INSTRUCTION :: Restate all the material verbatim, except for the pictures.

Dataset listings of figures:
● ● ● ● ● ● ●

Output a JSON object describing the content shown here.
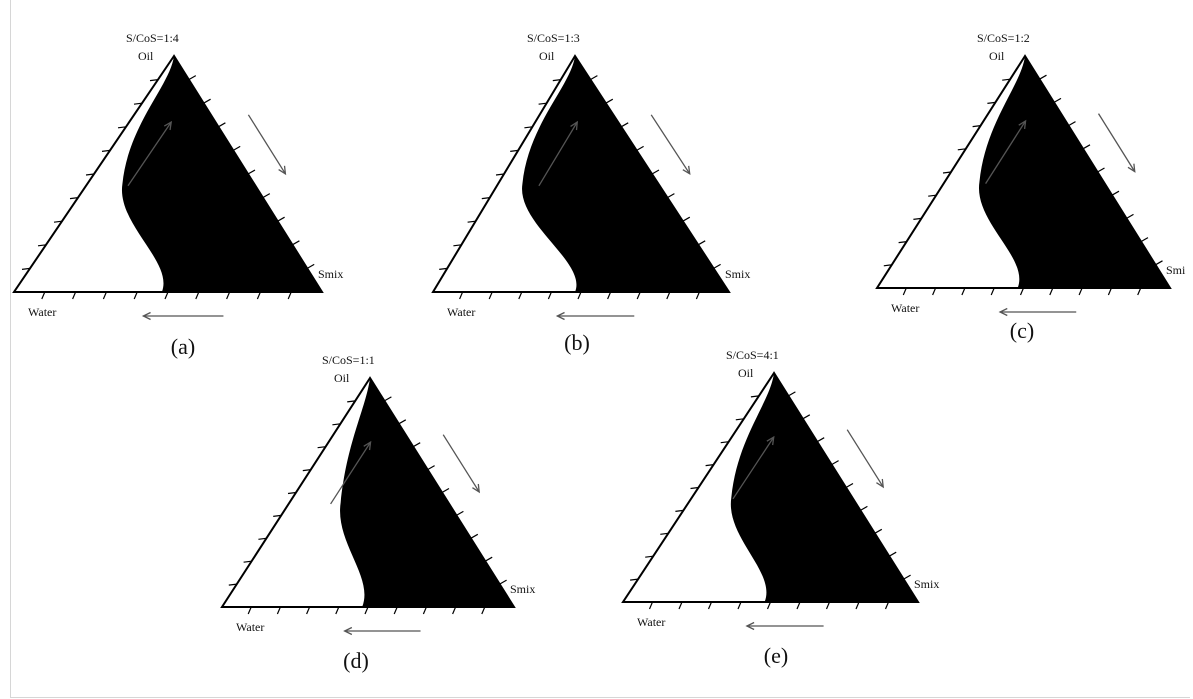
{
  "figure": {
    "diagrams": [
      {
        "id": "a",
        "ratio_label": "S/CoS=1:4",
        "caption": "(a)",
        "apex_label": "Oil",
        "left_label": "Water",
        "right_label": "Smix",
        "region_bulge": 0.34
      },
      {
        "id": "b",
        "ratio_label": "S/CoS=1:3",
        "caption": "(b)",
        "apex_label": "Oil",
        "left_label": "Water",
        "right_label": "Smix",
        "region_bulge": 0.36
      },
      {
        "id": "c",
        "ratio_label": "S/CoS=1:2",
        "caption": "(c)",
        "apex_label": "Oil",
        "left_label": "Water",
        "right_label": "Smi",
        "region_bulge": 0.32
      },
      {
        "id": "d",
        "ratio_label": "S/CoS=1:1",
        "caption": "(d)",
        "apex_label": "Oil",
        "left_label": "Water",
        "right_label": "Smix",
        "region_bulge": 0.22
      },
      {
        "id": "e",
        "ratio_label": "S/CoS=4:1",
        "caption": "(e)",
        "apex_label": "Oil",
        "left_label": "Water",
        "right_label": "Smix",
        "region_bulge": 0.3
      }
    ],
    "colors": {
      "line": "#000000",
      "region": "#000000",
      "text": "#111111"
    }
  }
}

● ● ● ● ● ● ●

WRITTEN REPLY ::
Output a JSON object describing the content shown here.
{
  "figure": {
    "diagrams": [
      {
        "id": "a",
        "ratio_label": "S/CoS=1:4",
        "caption": "(a)",
        "apex_label": "Oil",
        "left_label": "Water",
        "right_label": "Smix",
        "region_bulge": 0.34
      },
      {
        "id": "b",
        "ratio_label": "S/CoS=1:3",
        "caption": "(b)",
        "apex_label": "Oil",
        "left_label": "Water",
        "right_label": "Smix",
        "region_bulge": 0.36
      },
      {
        "id": "c",
        "ratio_label": "S/CoS=1:2",
        "caption": "(c)",
        "apex_label": "Oil",
        "left_label": "Water",
        "right_label": "Smi",
        "region_bulge": 0.32
      },
      {
        "id": "d",
        "ratio_label": "S/CoS=1:1",
        "caption": "(d)",
        "apex_label": "Oil",
        "left_label": "Water",
        "right_label": "Smix",
        "region_bulge": 0.22
      },
      {
        "id": "e",
        "ratio_label": "S/CoS=4:1",
        "caption": "(e)",
        "apex_label": "Oil",
        "left_label": "Water",
        "right_label": "Smix",
        "region_bulge": 0.3
      }
    ],
    "colors": {
      "line": "#000000",
      "region": "#000000",
      "text": "#111111"
    }
  }
}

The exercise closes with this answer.